Search the listing below for "number". Copy each matching line.

== EXERCISE MATERIAL ==

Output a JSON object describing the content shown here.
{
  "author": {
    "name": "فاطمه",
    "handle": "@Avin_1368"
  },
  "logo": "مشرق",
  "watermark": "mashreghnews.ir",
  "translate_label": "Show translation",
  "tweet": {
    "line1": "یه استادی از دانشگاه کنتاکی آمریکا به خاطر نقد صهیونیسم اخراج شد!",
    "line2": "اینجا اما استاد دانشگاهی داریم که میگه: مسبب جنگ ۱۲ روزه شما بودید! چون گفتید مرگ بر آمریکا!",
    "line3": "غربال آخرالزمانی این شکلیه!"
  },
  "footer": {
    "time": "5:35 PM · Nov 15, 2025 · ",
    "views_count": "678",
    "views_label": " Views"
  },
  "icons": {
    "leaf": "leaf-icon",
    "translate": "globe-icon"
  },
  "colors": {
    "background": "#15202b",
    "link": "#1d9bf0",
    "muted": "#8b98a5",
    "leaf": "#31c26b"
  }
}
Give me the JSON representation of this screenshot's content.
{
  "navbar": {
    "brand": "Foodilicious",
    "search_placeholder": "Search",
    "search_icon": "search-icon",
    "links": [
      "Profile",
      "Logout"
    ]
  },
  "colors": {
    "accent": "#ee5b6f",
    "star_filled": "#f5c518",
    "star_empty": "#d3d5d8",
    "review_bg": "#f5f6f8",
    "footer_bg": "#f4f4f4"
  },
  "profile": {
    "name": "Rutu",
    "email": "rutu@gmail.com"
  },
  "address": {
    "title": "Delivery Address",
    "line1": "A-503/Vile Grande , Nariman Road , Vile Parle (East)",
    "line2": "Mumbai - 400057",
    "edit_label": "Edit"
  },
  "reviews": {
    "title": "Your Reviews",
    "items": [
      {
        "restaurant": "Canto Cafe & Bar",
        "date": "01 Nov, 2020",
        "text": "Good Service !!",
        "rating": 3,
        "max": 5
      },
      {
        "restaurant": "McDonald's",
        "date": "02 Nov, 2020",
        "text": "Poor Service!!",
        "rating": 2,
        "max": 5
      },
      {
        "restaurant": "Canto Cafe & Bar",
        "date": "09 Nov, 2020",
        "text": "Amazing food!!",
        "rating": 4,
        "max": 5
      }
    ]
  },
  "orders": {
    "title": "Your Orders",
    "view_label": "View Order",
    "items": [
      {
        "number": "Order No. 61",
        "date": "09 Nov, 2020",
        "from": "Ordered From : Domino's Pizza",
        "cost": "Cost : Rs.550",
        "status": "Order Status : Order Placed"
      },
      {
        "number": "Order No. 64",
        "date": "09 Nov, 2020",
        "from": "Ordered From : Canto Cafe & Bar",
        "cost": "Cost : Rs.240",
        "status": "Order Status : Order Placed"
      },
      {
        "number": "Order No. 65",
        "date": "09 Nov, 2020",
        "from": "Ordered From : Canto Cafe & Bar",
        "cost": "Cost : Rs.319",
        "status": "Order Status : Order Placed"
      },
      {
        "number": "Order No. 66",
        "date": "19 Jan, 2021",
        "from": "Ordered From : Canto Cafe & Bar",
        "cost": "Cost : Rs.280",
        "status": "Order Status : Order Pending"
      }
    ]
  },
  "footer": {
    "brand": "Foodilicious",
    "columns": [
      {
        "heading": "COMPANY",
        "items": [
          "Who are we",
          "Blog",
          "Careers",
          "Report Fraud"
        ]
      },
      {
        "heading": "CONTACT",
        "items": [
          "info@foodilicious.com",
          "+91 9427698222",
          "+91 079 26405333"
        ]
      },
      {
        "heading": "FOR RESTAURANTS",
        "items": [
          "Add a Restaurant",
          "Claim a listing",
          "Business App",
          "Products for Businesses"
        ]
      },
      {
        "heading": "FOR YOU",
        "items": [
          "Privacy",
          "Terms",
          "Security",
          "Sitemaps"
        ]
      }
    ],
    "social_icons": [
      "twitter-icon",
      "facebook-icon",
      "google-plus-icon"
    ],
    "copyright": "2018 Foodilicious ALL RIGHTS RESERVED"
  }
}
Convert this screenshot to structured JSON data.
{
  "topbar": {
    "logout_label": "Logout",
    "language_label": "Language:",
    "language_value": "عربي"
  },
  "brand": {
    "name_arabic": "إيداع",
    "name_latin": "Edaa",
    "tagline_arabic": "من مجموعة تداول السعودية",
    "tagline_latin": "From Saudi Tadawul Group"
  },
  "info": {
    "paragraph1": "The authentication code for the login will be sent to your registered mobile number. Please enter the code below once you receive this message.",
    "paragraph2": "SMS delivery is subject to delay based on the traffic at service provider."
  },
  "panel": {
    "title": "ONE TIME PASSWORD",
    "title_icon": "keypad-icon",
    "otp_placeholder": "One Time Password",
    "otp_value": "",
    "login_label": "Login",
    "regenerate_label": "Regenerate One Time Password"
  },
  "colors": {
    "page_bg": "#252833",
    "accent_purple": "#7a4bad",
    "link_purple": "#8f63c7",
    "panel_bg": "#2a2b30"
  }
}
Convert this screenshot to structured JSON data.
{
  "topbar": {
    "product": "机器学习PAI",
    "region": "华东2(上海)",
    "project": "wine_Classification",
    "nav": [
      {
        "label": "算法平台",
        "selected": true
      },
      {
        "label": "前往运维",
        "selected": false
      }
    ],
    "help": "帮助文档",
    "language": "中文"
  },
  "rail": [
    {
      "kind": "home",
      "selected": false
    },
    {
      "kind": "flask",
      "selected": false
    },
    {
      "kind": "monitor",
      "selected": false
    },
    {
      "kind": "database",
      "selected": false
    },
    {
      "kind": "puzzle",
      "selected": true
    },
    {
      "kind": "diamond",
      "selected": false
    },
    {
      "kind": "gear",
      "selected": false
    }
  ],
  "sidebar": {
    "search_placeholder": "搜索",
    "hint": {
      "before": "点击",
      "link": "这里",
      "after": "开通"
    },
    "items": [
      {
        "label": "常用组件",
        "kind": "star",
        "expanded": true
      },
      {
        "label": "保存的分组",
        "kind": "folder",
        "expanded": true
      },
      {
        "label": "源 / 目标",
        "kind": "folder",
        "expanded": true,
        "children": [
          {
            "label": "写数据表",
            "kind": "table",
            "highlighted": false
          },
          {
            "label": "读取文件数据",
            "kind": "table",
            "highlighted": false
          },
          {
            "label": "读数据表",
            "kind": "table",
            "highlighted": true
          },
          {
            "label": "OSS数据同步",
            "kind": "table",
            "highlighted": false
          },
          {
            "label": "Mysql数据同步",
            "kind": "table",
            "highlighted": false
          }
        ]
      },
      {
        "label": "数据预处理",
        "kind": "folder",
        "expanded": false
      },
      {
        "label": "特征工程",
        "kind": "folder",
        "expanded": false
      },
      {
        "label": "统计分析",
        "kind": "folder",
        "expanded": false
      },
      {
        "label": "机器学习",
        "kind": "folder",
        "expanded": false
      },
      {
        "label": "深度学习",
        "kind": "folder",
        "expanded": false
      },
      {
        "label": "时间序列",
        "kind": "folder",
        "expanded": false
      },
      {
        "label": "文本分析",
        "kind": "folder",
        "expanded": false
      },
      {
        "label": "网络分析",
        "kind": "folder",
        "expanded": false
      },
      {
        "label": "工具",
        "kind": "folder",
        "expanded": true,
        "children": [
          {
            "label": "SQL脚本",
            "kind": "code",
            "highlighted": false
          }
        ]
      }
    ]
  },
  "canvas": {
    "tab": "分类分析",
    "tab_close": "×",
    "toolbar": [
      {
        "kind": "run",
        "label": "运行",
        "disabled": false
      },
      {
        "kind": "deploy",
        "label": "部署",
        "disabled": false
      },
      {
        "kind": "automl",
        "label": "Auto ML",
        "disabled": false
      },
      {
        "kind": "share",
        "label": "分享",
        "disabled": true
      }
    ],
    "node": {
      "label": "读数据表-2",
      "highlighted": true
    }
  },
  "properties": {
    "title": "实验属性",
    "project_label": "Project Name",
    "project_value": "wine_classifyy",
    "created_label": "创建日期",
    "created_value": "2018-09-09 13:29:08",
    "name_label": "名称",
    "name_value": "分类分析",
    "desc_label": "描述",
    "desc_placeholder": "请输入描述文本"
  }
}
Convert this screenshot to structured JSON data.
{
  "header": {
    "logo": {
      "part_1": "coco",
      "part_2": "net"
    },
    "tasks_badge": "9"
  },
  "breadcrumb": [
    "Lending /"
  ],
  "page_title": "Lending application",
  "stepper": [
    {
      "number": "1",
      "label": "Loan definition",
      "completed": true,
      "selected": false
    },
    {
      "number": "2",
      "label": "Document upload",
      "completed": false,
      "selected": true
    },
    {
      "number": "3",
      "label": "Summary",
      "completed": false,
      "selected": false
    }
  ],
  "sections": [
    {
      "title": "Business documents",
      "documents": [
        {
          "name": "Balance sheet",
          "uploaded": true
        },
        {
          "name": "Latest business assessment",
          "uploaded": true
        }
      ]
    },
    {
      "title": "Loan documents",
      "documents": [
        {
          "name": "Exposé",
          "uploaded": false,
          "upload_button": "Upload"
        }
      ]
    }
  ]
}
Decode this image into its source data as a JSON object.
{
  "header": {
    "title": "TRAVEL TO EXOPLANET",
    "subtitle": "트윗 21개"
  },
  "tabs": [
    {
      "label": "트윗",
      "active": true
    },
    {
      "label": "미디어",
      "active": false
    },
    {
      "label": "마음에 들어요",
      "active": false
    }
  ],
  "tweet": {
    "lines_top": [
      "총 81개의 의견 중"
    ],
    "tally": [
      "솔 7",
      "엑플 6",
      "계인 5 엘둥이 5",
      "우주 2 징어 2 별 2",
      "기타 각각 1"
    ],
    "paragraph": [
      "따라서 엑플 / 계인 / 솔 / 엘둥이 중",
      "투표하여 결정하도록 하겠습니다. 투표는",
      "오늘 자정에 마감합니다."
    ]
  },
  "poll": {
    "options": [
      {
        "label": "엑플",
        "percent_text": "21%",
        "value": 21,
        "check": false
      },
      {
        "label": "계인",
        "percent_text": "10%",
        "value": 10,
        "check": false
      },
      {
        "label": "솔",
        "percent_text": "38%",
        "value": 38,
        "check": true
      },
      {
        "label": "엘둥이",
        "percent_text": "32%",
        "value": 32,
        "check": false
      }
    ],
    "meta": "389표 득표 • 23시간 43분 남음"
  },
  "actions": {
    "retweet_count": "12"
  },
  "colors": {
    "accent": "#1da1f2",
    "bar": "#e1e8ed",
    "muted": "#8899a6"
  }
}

===

▶ **SOLUTION FOR THIS PROBLEM**
        "number": "Order No. 61",
        "number": "Order No. 64",
        "number": "Order No. 65",
        "number": "Order No. 66",
    "paragraph1": "The authentication code for the login will be sent to your registered mobile number. Please enter the code below once you receive this message.",
      "number": "1",
      "number": "2",
      "number": "3",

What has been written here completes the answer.